Dataset items:
···

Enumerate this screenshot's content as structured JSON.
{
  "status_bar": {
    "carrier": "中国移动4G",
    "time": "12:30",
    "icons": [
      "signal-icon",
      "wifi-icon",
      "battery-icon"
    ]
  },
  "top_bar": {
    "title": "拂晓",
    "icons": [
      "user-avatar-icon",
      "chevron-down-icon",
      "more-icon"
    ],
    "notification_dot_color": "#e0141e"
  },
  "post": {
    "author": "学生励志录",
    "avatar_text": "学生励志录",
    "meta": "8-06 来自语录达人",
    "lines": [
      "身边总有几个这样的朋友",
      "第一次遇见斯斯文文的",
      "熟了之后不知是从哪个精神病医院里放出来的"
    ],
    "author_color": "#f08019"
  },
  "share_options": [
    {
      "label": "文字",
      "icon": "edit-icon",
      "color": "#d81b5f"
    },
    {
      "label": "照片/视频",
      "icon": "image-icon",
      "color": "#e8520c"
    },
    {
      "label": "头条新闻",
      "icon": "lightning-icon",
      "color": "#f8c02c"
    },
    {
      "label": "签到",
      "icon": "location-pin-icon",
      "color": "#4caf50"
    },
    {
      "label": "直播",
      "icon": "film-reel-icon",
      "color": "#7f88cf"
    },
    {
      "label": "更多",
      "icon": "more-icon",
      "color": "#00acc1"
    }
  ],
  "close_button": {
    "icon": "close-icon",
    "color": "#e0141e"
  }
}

···

● **What the task asks**:
In the entries above, count each line holding "label" and report the total and nothing more.

● **Solution to this problem**:
6